TASK PROMPT: Scan the lines below for "value"; report the number of lines that contain it, and only that.
──────── DATA FOR THIS EXERCISE ────────
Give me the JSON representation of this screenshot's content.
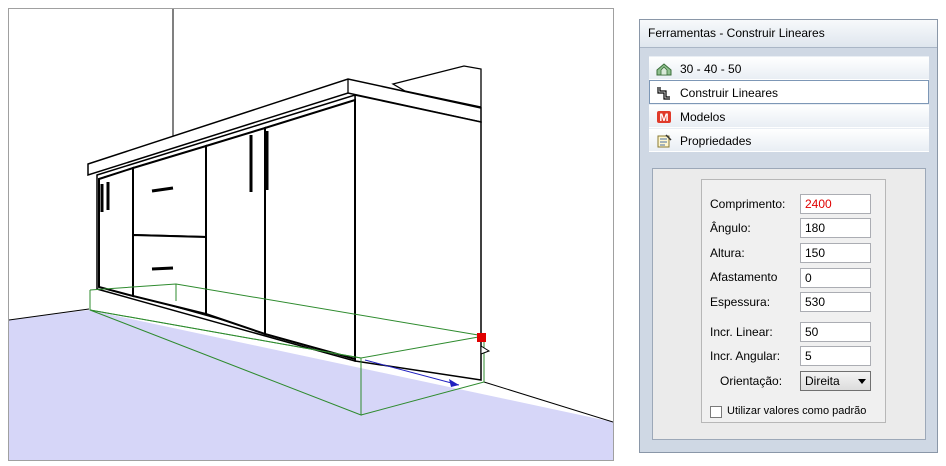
{
  "panel": {
    "title": "Ferramentas - Construir Lineares",
    "menu": [
      {
        "label": "30 - 40 - 50",
        "icon": "house-icon"
      },
      {
        "label": "Construir Lineares",
        "icon": "linear-path-icon",
        "active": true
      },
      {
        "label": "Modelos",
        "icon": "models-m-icon"
      },
      {
        "label": "Propriedades",
        "icon": "properties-icon"
      }
    ]
  },
  "form": {
    "comprimento": {
      "label": "Comprimento:",
      "value": "2400"
    },
    "angulo": {
      "label": "Ângulo:",
      "value": "180"
    },
    "altura": {
      "label": "Altura:",
      "value": "150"
    },
    "afastamento": {
      "label": "Afastamento",
      "value": "0"
    },
    "espessura": {
      "label": "Espessura:",
      "value": "530"
    },
    "incr_linear": {
      "label": "Incr. Linear:",
      "value": "50"
    },
    "incr_angular": {
      "label": "Incr. Angular:",
      "value": "5"
    },
    "orientacao": {
      "label": "Orientação:",
      "value": "Direita"
    },
    "default_checkbox": {
      "label": "Utilizar valores como padrão",
      "checked": false
    }
  },
  "colors": {
    "floor": "#d6d6f8",
    "bounding_box": "#2e8b2e",
    "handle_marker": "#e00000",
    "axis_arrow": "#2020c0"
  }
}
────────
THE RESULT: 8